**Task goal**:
Identify each line below containing the string "JSON" and copy it.
---------- Data provided
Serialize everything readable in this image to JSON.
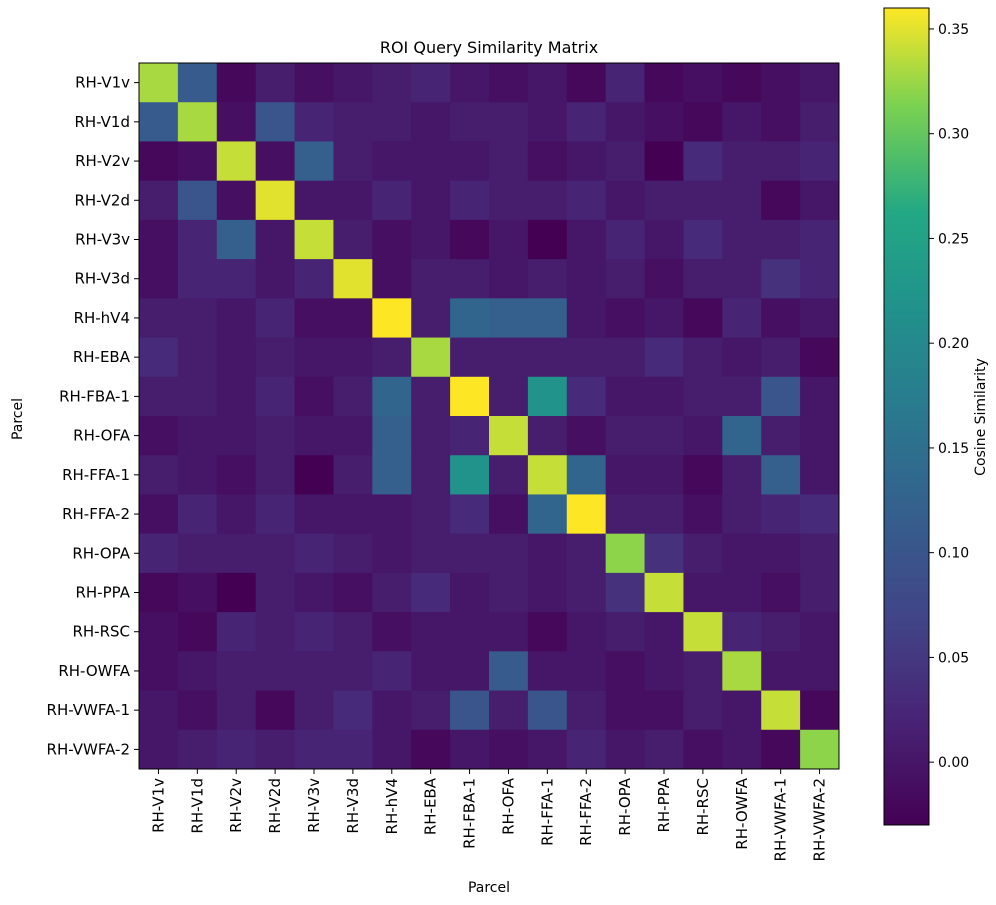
{
  "chart_data": {
    "type": "heatmap",
    "title": "ROI Query Similarity Matrix",
    "xlabel": "Parcel",
    "ylabel": "Parcel",
    "colorbar_label": "Cosine Similarity",
    "colormap": "viridis",
    "vmin": -0.03,
    "vmax": 0.36,
    "colorbar_ticks": [
      0.0,
      0.05,
      0.1,
      0.15,
      0.2,
      0.25,
      0.3,
      0.35
    ],
    "colorbar_tick_labels": [
      "0.00",
      "0.05",
      "0.10",
      "0.15",
      "0.20",
      "0.25",
      "0.30",
      "0.35"
    ],
    "labels": [
      "RH-V1v",
      "RH-V1d",
      "RH-V2v",
      "RH-V2d",
      "RH-V3v",
      "RH-V3d",
      "RH-hV4",
      "RH-EBA",
      "RH-FBA-1",
      "RH-OFA",
      "RH-FFA-1",
      "RH-FFA-2",
      "RH-OPA",
      "RH-PPA",
      "RH-RSC",
      "RH-OWFA",
      "RH-VWFA-1",
      "RH-VWFA-2"
    ],
    "matrix": [
      [
        0.33,
        0.11,
        -0.02,
        0.01,
        -0.01,
        0.0,
        0.01,
        0.02,
        0.0,
        -0.01,
        0.0,
        -0.02,
        0.02,
        -0.02,
        -0.01,
        -0.02,
        -0.01,
        0.0
      ],
      [
        0.11,
        0.33,
        -0.01,
        0.1,
        0.02,
        0.01,
        0.01,
        0.0,
        0.01,
        0.01,
        0.0,
        0.02,
        0.0,
        -0.01,
        -0.02,
        0.0,
        -0.01,
        0.01
      ],
      [
        -0.02,
        -0.01,
        0.34,
        -0.01,
        0.12,
        0.01,
        0.0,
        0.0,
        0.0,
        0.01,
        -0.01,
        0.0,
        0.01,
        -0.03,
        0.03,
        0.01,
        0.01,
        0.02
      ],
      [
        0.01,
        0.1,
        -0.01,
        0.35,
        0.0,
        0.0,
        0.02,
        0.0,
        0.02,
        0.01,
        0.01,
        0.02,
        0.0,
        0.01,
        0.01,
        0.01,
        -0.02,
        0.0
      ],
      [
        -0.01,
        0.02,
        0.12,
        0.0,
        0.34,
        0.01,
        -0.01,
        0.0,
        -0.02,
        0.0,
        -0.03,
        0.0,
        0.02,
        0.0,
        0.03,
        0.01,
        0.01,
        0.02
      ],
      [
        -0.01,
        0.02,
        0.02,
        0.0,
        0.02,
        0.35,
        -0.01,
        0.01,
        0.01,
        0.0,
        0.01,
        0.0,
        0.01,
        -0.01,
        0.01,
        0.01,
        0.04,
        0.02
      ],
      [
        0.01,
        0.01,
        0.0,
        0.02,
        -0.01,
        -0.01,
        0.36,
        0.01,
        0.13,
        0.12,
        0.12,
        0.0,
        -0.01,
        0.0,
        -0.02,
        0.02,
        -0.01,
        0.0
      ],
      [
        0.03,
        0.01,
        0.0,
        0.01,
        0.0,
        0.0,
        0.01,
        0.33,
        0.01,
        0.01,
        0.01,
        0.01,
        0.01,
        0.03,
        0.01,
        0.0,
        0.01,
        -0.02
      ],
      [
        0.01,
        0.01,
        0.0,
        0.02,
        -0.01,
        0.01,
        0.13,
        0.01,
        0.36,
        0.01,
        0.22,
        0.03,
        0.0,
        0.0,
        0.01,
        0.01,
        0.1,
        0.0
      ],
      [
        -0.01,
        0.0,
        0.0,
        0.01,
        0.0,
        0.0,
        0.12,
        0.01,
        0.02,
        0.34,
        0.01,
        -0.01,
        0.01,
        0.01,
        0.0,
        0.13,
        0.01,
        0.0
      ],
      [
        0.01,
        0.0,
        -0.01,
        0.01,
        -0.03,
        0.01,
        0.12,
        0.01,
        0.22,
        0.01,
        0.34,
        0.13,
        0.0,
        0.0,
        -0.02,
        0.01,
        0.12,
        0.0
      ],
      [
        -0.01,
        0.02,
        0.0,
        0.02,
        0.0,
        0.0,
        0.0,
        0.01,
        0.03,
        -0.01,
        0.13,
        0.36,
        0.01,
        0.01,
        -0.01,
        0.01,
        0.02,
        0.03
      ],
      [
        0.02,
        0.01,
        0.01,
        0.01,
        0.02,
        0.01,
        0.0,
        0.01,
        0.01,
        0.01,
        0.0,
        0.01,
        0.32,
        0.04,
        0.01,
        0.0,
        0.0,
        0.01
      ],
      [
        -0.02,
        -0.01,
        -0.03,
        0.01,
        0.0,
        -0.01,
        0.01,
        0.03,
        0.0,
        0.01,
        0.0,
        0.01,
        0.04,
        0.34,
        0.0,
        0.0,
        -0.01,
        0.01
      ],
      [
        -0.01,
        -0.02,
        0.02,
        0.01,
        0.02,
        0.01,
        -0.01,
        0.0,
        0.0,
        0.0,
        -0.02,
        0.0,
        0.01,
        0.0,
        0.34,
        0.02,
        0.01,
        0.0
      ],
      [
        -0.01,
        0.0,
        0.01,
        0.01,
        0.01,
        0.01,
        0.02,
        0.0,
        0.0,
        0.11,
        0.0,
        0.0,
        -0.01,
        0.0,
        0.01,
        0.33,
        0.0,
        0.0
      ],
      [
        0.0,
        -0.01,
        0.01,
        -0.02,
        0.01,
        0.03,
        0.0,
        0.01,
        0.1,
        0.01,
        0.1,
        0.01,
        -0.01,
        -0.01,
        0.01,
        0.0,
        0.34,
        -0.02
      ],
      [
        0.0,
        0.01,
        0.02,
        0.01,
        0.02,
        0.02,
        0.0,
        -0.02,
        0.0,
        -0.01,
        0.0,
        0.02,
        0.0,
        0.01,
        -0.01,
        0.0,
        -0.02,
        0.32
      ]
    ]
  }
}
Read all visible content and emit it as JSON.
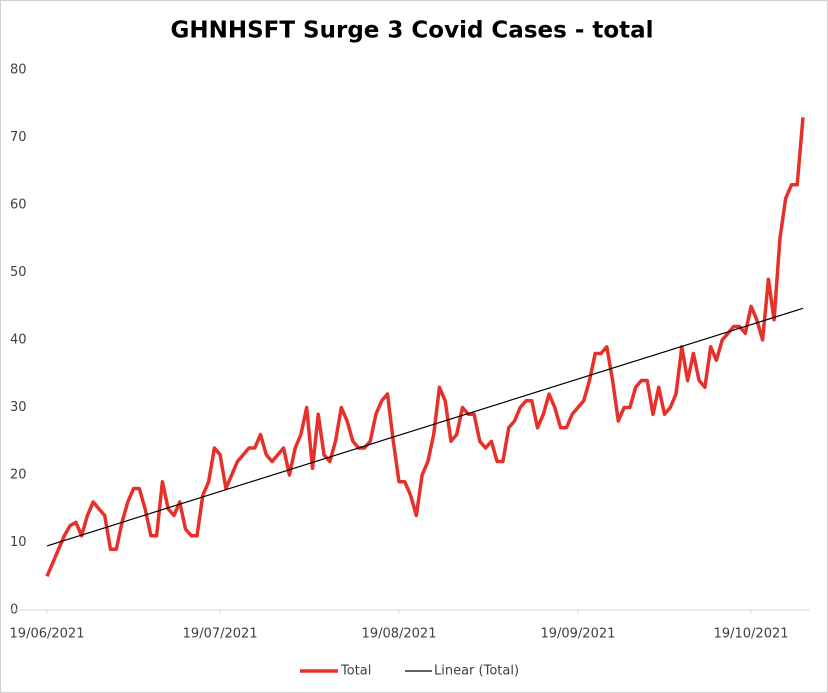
{
  "chart_data": {
    "type": "line",
    "title": "GHNHSFT Surge 3 Covid Cases - total",
    "x": [
      "19/06/2021",
      "20/06/2021",
      "21/06/2021",
      "22/06/2021",
      "23/06/2021",
      "24/06/2021",
      "25/06/2021",
      "26/06/2021",
      "27/06/2021",
      "28/06/2021",
      "29/06/2021",
      "30/06/2021",
      "01/07/2021",
      "02/07/2021",
      "03/07/2021",
      "04/07/2021",
      "05/07/2021",
      "06/07/2021",
      "07/07/2021",
      "08/07/2021",
      "09/07/2021",
      "10/07/2021",
      "11/07/2021",
      "12/07/2021",
      "13/07/2021",
      "14/07/2021",
      "15/07/2021",
      "16/07/2021",
      "17/07/2021",
      "18/07/2021",
      "19/07/2021",
      "20/07/2021",
      "21/07/2021",
      "22/07/2021",
      "23/07/2021",
      "24/07/2021",
      "25/07/2021",
      "26/07/2021",
      "27/07/2021",
      "28/07/2021",
      "29/07/2021",
      "30/07/2021",
      "31/07/2021",
      "01/08/2021",
      "02/08/2021",
      "03/08/2021",
      "04/08/2021",
      "05/08/2021",
      "06/08/2021",
      "07/08/2021",
      "08/08/2021",
      "09/08/2021",
      "10/08/2021",
      "11/08/2021",
      "12/08/2021",
      "13/08/2021",
      "14/08/2021",
      "15/08/2021",
      "16/08/2021",
      "17/08/2021",
      "18/08/2021",
      "19/08/2021",
      "20/08/2021",
      "21/08/2021",
      "22/08/2021",
      "23/08/2021",
      "24/08/2021",
      "25/08/2021",
      "26/08/2021",
      "27/08/2021",
      "28/08/2021",
      "29/08/2021",
      "30/08/2021",
      "31/08/2021",
      "01/09/2021",
      "02/09/2021",
      "03/09/2021",
      "04/09/2021",
      "05/09/2021",
      "06/09/2021",
      "07/09/2021",
      "08/09/2021",
      "09/09/2021",
      "10/09/2021",
      "11/09/2021",
      "12/09/2021",
      "13/09/2021",
      "14/09/2021",
      "15/09/2021",
      "16/09/2021",
      "17/09/2021",
      "18/09/2021",
      "19/09/2021",
      "20/09/2021",
      "21/09/2021",
      "22/09/2021",
      "23/09/2021",
      "24/09/2021",
      "25/09/2021",
      "26/09/2021",
      "27/09/2021",
      "28/09/2021",
      "29/09/2021",
      "30/09/2021",
      "01/10/2021",
      "02/10/2021",
      "03/10/2021",
      "04/10/2021",
      "05/10/2021",
      "06/10/2021",
      "07/10/2021",
      "08/10/2021",
      "09/10/2021",
      "10/10/2021",
      "11/10/2021",
      "12/10/2021",
      "13/10/2021",
      "14/10/2021",
      "15/10/2021",
      "16/10/2021",
      "17/10/2021",
      "18/10/2021",
      "19/10/2021",
      "20/10/2021",
      "21/10/2021",
      "22/10/2021",
      "23/10/2021",
      "24/10/2021",
      "25/10/2021",
      "26/10/2021",
      "27/10/2021",
      "28/10/2021"
    ],
    "series": [
      {
        "name": "Total",
        "color": "#e8302a",
        "values": [
          5,
          7,
          9,
          11,
          12.5,
          13,
          11,
          14,
          16,
          15,
          14,
          9,
          9,
          13,
          16,
          18,
          18,
          15,
          11,
          11,
          19,
          15,
          14,
          16,
          12,
          11,
          11,
          17,
          19,
          24,
          23,
          18,
          20,
          22,
          23,
          24,
          24,
          26,
          23,
          22,
          23,
          24,
          20,
          24,
          26,
          30,
          21,
          29,
          23,
          22,
          25,
          30,
          28,
          25,
          24,
          24,
          25,
          29,
          31,
          32,
          25,
          19,
          19,
          17,
          14,
          20,
          22,
          26,
          33,
          31,
          25,
          26,
          30,
          29,
          29,
          25,
          24,
          25,
          22,
          22,
          27,
          28,
          30,
          31,
          31,
          27,
          29,
          32,
          30,
          27,
          27,
          29,
          30,
          31,
          34,
          38,
          38,
          39,
          34,
          28,
          30,
          30,
          33,
          34,
          34,
          29,
          33,
          29,
          30,
          32,
          39,
          34,
          38,
          34,
          33,
          39,
          37,
          40,
          41,
          42,
          42,
          41,
          45,
          43,
          40,
          49,
          43,
          55,
          61,
          63,
          63,
          73
        ]
      },
      {
        "name": "Linear (Total)",
        "color": "#000000",
        "x": [
          "19/06/2021",
          "28/10/2021"
        ],
        "values": [
          9.5,
          44.7
        ]
      }
    ],
    "xlim": [
      "19/06/2021",
      "28/10/2021"
    ],
    "xticks": [
      "19/06/2021",
      "19/07/2021",
      "19/08/2021",
      "19/09/2021",
      "19/10/2021"
    ],
    "ylim": [
      0,
      80
    ],
    "yticks": [
      0,
      10,
      20,
      30,
      40,
      50,
      60,
      70,
      80
    ],
    "legend": "bottom"
  }
}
--------------------
**Result of the task**:
Serialize everything readable in this image to JSON.
Read all visible content and emit it as JSON.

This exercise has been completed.